**Records to use:**
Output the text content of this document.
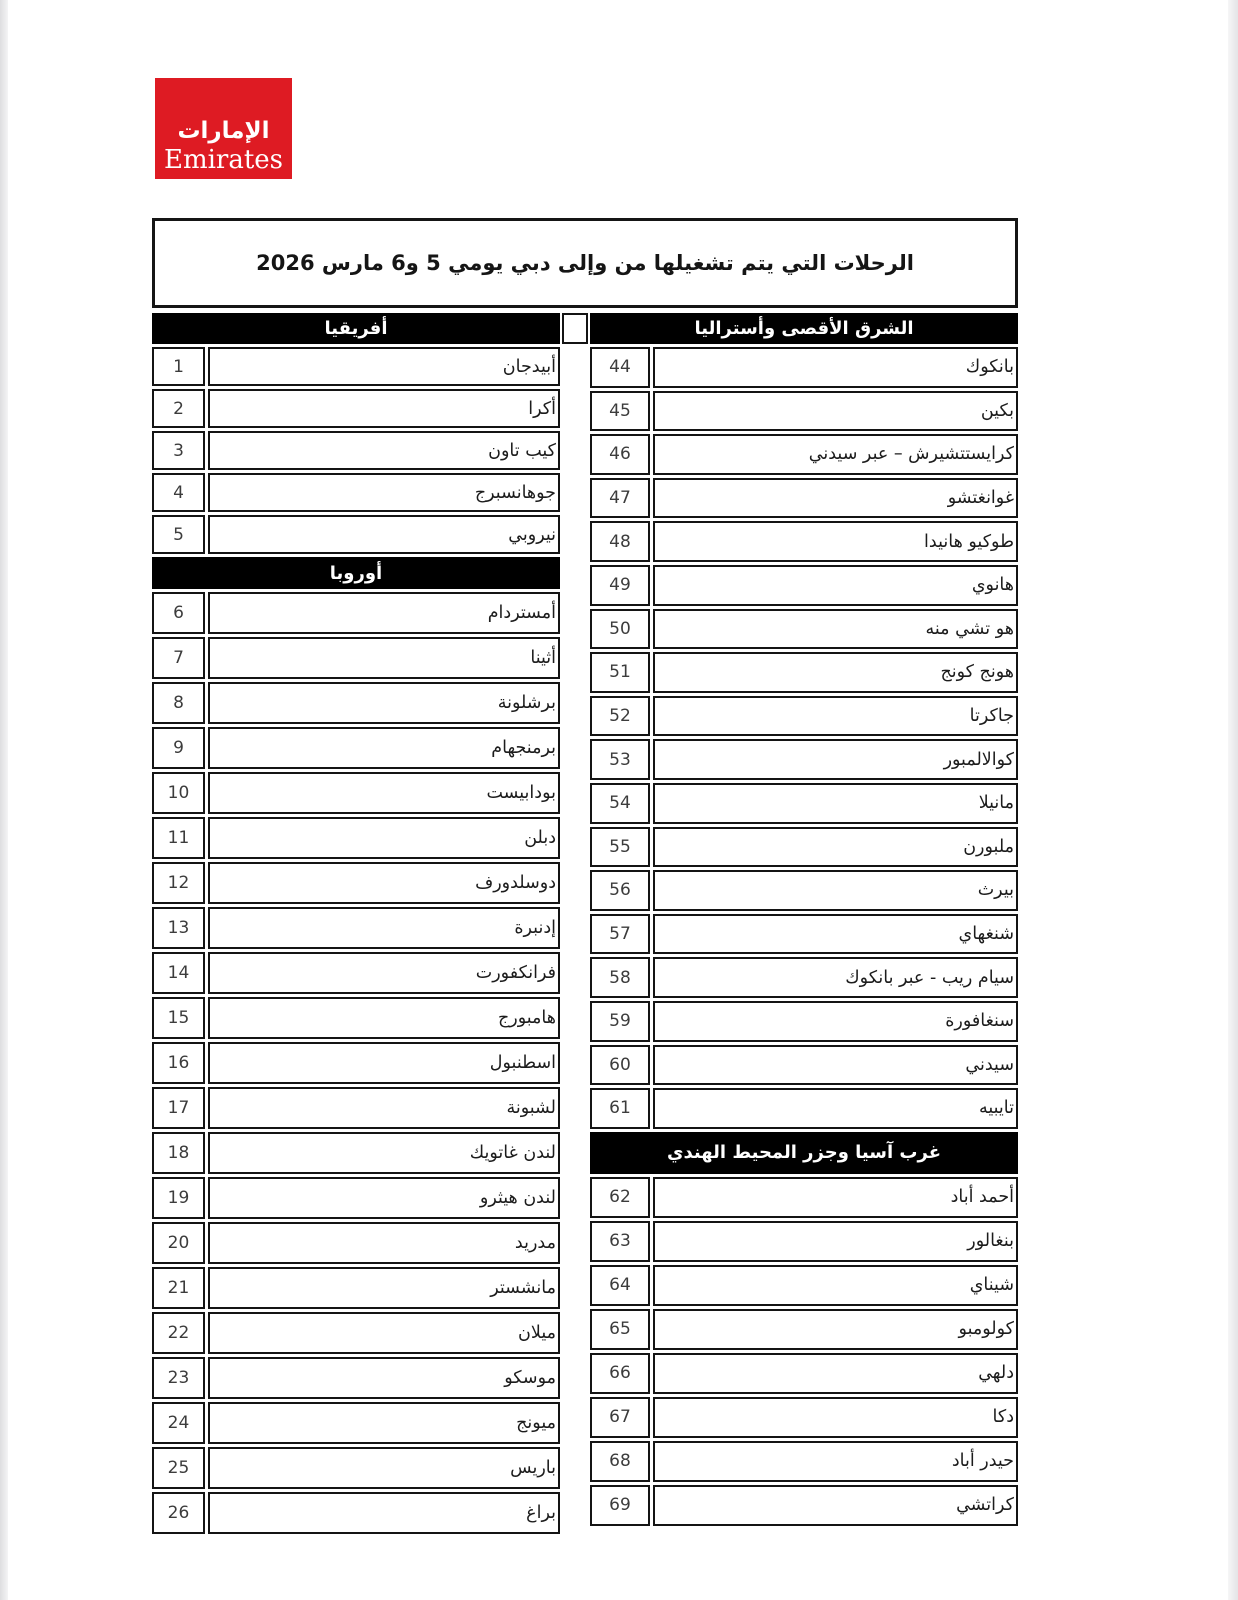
الإمارات
Emirates
الرحلات التي يتم تشغيلها من وإلى دبي يومي 5 و6 مارس 2026
أفريقيا
1	أبيدجان
2	أكرا
3	كيب تاون
4	جوهانسبرج
5	نيروبي
أوروبا
6	أمستردام
7	أثينا
8	برشلونة
9	برمنجهام
10	بودابيست
11	دبلن
12	دوسلدورف
13	إدنبرة
14	فرانكفورت
15	هامبورج
16	اسطنبول
17	لشبونة
18	لندن غاتويك
19	لندن هيثرو
20	مدريد
21	مانشستر
22	ميلان
23	موسكو
24	ميونج
25	باريس
26	براغ
الشرق الأقصى وأستراليا
44	بانكوك
45	بكين
46	كرايستتشيرش – عبر سيدني
47	غوانغتشو
48	طوكيو هانيدا
49	هانوي
50	هو تشي منه
51	هونج كونج
52	جاكرتا
53	كوالالمبور
54	مانيلا
55	ملبورن
56	بيرث
57	شنغهاي
58	سيام ريب - عبر بانكوك
59	سنغافورة
60	سيدني
61	تايبيه
غرب آسيا وجزر المحيط الهندي
62	أحمد أباد
63	بنغالور
64	شيناي
65	كولومبو
66	دلهي
67	دكا
68	حيدر أباد
69	كراتشي
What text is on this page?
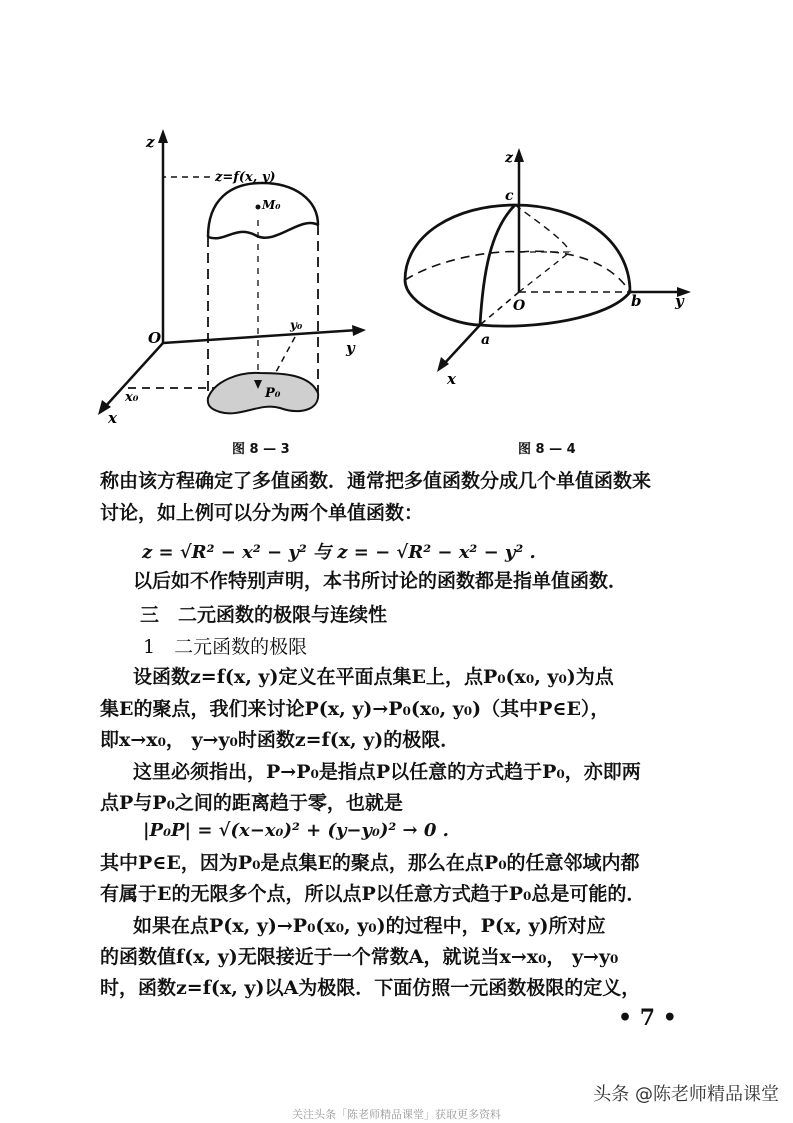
z
z=f(x, y)
M₀
O
y₀
y
x₀	P₀
x
图 8 — 3
z
c
O	b y
a
x
图 8 — 4
称由该方程确定了多值函数．通常把多值函数分成几个单值函数来
讨论，如上例可以分为两个单值函数：
z = √R² − x² − y² 与 z = − √R² − x² − y² .
以后如不作特别声明，本书所讨论的函数都是指单值函数．
三　二元函数的极限与连续性
1　二元函数的极限
设函数z=f(x, y)定义在平面点集E上，点P₀(x₀, y₀)为点
集E的聚点，我们来讨论P(x, y)→P₀(x₀, y₀)（其中P∈E），
即x→x₀， y→y₀时函数z=f(x, y)的极限．
这里必须指出，P→P₀是指点P以任意的方式趋于P₀，亦即两
点P与P₀之间的距离趋于零，也就是
|P₀P| = √(x−x₀)² + (y−y₀)² → 0 .
其中P∈E，因为P₀是点集E的聚点，那么在点P₀的任意邻域内都
有属于E的无限多个点，所以点P以任意方式趋于P₀总是可能的．
如果在点P(x, y)→P₀(x₀, y₀)的过程中，P(x, y)所对应
的函数值f(x, y)无限接近于一个常数A，就说当x→x₀， y→y₀
时，函数z=f(x, y)以A为极限．下面仿照一元函数极限的定义，
• 7 •
头条 @陈老师精品课堂
关注头条「陈老师精品课堂」获取更多资料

**Direction:** Repeat the records word for word. Any picture in them should be left out.

**Reply:**
Output the text content of this document.
الإمارات
Emirates
الرحلات التي يتم تشغيلها من وإلى دبي يومي 5 و6 مارس 2026
أفريقيا
1	أبيدجان
2	أكرا
3	كيب تاون
4	جوهانسبرج
5	نيروبي
أوروبا
6	أمستردام
7	أثينا
8	برشلونة
9	برمنجهام
10	بودابيست
11	دبلن
12	دوسلدورف
13	إدنبرة
14	فرانكفورت
15	هامبورج
16	اسطنبول
17	لشبونة
18	لندن غاتويك
19	لندن هيثرو
20	مدريد
21	مانشستر
22	ميلان
23	موسكو
24	ميونج
25	باريس
26	براغ
الشرق الأقصى وأستراليا
44	بانكوك
45	بكين
46	كرايستتشيرش – عبر سيدني
47	غوانغتشو
48	طوكيو هانيدا
49	هانوي
50	هو تشي منه
51	هونج كونج
52	جاكرتا
53	كوالالمبور
54	مانيلا
55	ملبورن
56	بيرث
57	شنغهاي
58	سيام ريب - عبر بانكوك
59	سنغافورة
60	سيدني
61	تايبيه
غرب آسيا وجزر المحيط الهندي
62	أحمد أباد
63	بنغالور
64	شيناي
65	كولومبو
66	دلهي
67	دكا
68	حيدر أباد
69	كراتشي
What text is on this page?
z
z=f(x, y)
M₀
O
y₀
y
x₀	P₀
x
图 8 — 3
z
c
O	b y
a
x
图 8 — 4
称由该方程确定了多值函数．通常把多值函数分成几个单值函数来
讨论，如上例可以分为两个单值函数：
z = √R² − x² − y² 与 z = − √R² − x² − y² .
以后如不作特别声明，本书所讨论的函数都是指单值函数．
三　二元函数的极限与连续性
1　二元函数的极限
设函数z=f(x, y)定义在平面点集E上，点P₀(x₀, y₀)为点
集E的聚点，我们来讨论P(x, y)→P₀(x₀, y₀)（其中P∈E），
即x→x₀， y→y₀时函数z=f(x, y)的极限．
这里必须指出，P→P₀是指点P以任意的方式趋于P₀，亦即两
点P与P₀之间的距离趋于零，也就是
|P₀P| = √(x−x₀)² + (y−y₀)² → 0 .
其中P∈E，因为P₀是点集E的聚点，那么在点P₀的任意邻域内都
有属于E的无限多个点，所以点P以任意方式趋于P₀总是可能的．
如果在点P(x, y)→P₀(x₀, y₀)的过程中，P(x, y)所对应
的函数值f(x, y)无限接近于一个常数A，就说当x→x₀， y→y₀
时，函数z=f(x, y)以A为极限．下面仿照一元函数极限的定义，
• 7 •
头条 @陈老师精品课堂
关注头条「陈老师精品课堂」获取更多资料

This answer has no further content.